▸ **WHAT TO DO**:
Of all the lines in the material, how many include the word "予以资本化"? Reply with the number alone.

▸ **DATA FOR PROCESSING**:
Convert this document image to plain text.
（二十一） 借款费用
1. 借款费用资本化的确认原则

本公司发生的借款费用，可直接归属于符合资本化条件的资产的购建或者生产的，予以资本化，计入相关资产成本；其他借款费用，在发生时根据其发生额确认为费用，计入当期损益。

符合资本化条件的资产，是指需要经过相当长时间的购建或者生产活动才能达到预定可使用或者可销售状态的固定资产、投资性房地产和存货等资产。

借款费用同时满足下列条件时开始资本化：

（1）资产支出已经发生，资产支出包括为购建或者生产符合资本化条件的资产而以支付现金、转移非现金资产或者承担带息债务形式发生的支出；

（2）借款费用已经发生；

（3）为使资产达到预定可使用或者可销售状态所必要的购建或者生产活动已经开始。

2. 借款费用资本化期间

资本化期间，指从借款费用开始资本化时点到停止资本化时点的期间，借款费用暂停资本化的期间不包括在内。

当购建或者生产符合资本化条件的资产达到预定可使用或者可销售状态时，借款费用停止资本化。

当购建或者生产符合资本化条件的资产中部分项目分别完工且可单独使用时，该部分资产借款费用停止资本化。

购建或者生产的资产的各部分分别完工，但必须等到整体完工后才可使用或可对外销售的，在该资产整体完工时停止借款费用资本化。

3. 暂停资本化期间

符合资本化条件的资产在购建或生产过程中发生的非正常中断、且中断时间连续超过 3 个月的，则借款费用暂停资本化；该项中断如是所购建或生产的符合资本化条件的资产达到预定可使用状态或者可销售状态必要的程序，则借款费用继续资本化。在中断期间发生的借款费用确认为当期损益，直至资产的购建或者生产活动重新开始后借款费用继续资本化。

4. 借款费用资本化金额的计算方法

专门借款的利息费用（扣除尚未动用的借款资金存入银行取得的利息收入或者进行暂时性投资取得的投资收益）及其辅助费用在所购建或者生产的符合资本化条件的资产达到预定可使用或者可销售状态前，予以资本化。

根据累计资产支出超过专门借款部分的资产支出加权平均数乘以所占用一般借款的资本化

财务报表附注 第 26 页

▸ **SOLUTION TO THIS EXERCISE**:
2